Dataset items
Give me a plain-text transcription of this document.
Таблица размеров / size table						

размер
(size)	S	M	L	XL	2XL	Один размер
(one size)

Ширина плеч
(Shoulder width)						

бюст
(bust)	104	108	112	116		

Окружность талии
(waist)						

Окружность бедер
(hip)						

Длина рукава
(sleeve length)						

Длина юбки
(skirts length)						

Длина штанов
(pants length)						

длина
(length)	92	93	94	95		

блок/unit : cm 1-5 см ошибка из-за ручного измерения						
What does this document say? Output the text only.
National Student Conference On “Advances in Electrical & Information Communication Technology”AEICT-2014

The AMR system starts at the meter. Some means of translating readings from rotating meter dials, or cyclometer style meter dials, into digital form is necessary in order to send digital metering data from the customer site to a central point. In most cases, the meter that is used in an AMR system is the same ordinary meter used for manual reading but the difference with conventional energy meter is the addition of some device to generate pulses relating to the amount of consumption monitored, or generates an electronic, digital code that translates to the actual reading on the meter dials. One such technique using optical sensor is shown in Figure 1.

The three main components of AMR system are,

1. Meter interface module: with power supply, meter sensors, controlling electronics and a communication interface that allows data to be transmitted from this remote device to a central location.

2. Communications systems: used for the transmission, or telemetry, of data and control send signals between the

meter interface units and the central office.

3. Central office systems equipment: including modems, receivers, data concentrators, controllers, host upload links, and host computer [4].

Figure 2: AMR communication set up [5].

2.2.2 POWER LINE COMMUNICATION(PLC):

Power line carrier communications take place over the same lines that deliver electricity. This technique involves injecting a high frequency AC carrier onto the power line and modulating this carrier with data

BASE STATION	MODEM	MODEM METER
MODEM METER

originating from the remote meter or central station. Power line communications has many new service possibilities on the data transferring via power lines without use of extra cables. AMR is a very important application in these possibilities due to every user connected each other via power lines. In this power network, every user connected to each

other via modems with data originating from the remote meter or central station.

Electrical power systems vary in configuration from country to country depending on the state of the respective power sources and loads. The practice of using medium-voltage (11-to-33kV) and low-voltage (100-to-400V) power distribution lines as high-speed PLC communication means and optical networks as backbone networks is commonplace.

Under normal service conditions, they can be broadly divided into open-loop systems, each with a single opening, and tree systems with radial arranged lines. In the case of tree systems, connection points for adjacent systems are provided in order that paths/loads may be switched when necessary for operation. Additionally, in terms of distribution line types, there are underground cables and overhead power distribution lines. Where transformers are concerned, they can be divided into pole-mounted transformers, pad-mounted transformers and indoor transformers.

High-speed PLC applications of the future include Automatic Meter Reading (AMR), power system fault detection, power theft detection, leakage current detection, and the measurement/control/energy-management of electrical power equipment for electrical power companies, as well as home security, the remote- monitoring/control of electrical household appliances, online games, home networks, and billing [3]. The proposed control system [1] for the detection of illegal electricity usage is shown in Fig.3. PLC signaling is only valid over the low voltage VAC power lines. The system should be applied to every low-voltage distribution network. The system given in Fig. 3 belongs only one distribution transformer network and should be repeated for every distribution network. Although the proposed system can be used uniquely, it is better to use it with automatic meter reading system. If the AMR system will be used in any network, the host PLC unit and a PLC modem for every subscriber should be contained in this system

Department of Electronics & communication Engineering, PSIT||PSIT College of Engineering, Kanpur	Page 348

→ The request
Exact copies of all the records are required.

→ Answer below
Give me a plain-text transcription of this document.
Таблица размеров / size table						

размер
(size)	S	M	L	XL	2XL	Один размер
(one size)

Ширина плеч
(Shoulder width)						

бюст
(bust)	104	108	112	116		

Окружность талии
(waist)						

Окружность бедер
(hip)						

Длина рукава
(sleeve length)						

Длина юбки
(skirts length)						

Длина штанов
(pants length)						

длина
(length)	92	93	94	95		

блок/unit : cm 1-5 см ошибка из-за ручного измерения						
What does this document say? Output the text only.
National Student Conference On “Advances in Electrical & Information Communication Technology”AEICT-2014

The AMR system starts at the meter. Some means of translating readings from rotating meter dials, or cyclometer style meter dials, into digital form is necessary in order to send digital metering data from the customer site to a central point. In most cases, the meter that is used in an AMR system is the same ordinary meter used for manual reading but the difference with conventional energy meter is the addition of some device to generate pulses relating to the amount of consumption monitored, or generates an electronic, digital code that translates to the actual reading on the meter dials. One such technique using optical sensor is shown in Figure 1.

The three main components of AMR system are,

1. Meter interface module: with power supply, meter sensors, controlling electronics and a communication interface that allows data to be transmitted from this remote device to a central location.

2. Communications systems: used for the transmission, or telemetry, of data and control send signals between the

meter interface units and the central office.

3. Central office systems equipment: including modems, receivers, data concentrators, controllers, host upload links, and host computer [4].

Figure 2: AMR communication set up [5].

2.2.2 POWER LINE COMMUNICATION(PLC):

Power line carrier communications take place over the same lines that deliver electricity. This technique involves injecting a high frequency AC carrier onto the power line and modulating this carrier with data

BASE STATION	MODEM	MODEM METER
MODEM METER

originating from the remote meter or central station. Power line communications has many new service possibilities on the data transferring via power lines without use of extra cables. AMR is a very important application in these possibilities due to every user connected each other via power lines. In this power network, every user connected to each

other via modems with data originating from the remote meter or central station.

Electrical power systems vary in configuration from country to country depending on the state of the respective power sources and loads. The practice of using medium-voltage (11-to-33kV) and low-voltage (100-to-400V) power distribution lines as high-speed PLC communication means and optical networks as backbone networks is commonplace.

Under normal service conditions, they can be broadly divided into open-loop systems, each with a single opening, and tree systems with radial arranged lines. In the case of tree systems, connection points for adjacent systems are provided in order that paths/loads may be switched when necessary for operation. Additionally, in terms of distribution line types, there are underground cables and overhead power distribution lines. Where transformers are concerned, they can be divided into pole-mounted transformers, pad-mounted transformers and indoor transformers.

High-speed PLC applications of the future include Automatic Meter Reading (AMR), power system fault detection, power theft detection, leakage current detection, and the measurement/control/energy-management of electrical power equipment for electrical power companies, as well as home security, the remote- monitoring/control of electrical household appliances, online games, home networks, and billing [3]. The proposed control system [1] for the detection of illegal electricity usage is shown in Fig.3. PLC signaling is only valid over the low voltage VAC power lines. The system should be applied to every low-voltage distribution network. The system given in Fig. 3 belongs only one distribution transformer network and should be repeated for every distribution network. Although the proposed system can be used uniquely, it is better to use it with automatic meter reading system. If the AMR system will be used in any network, the host PLC unit and a PLC modem for every subscriber should be contained in this system

Department of Electronics & communication Engineering, PSIT||PSIT College of Engineering, Kanpur	Page 348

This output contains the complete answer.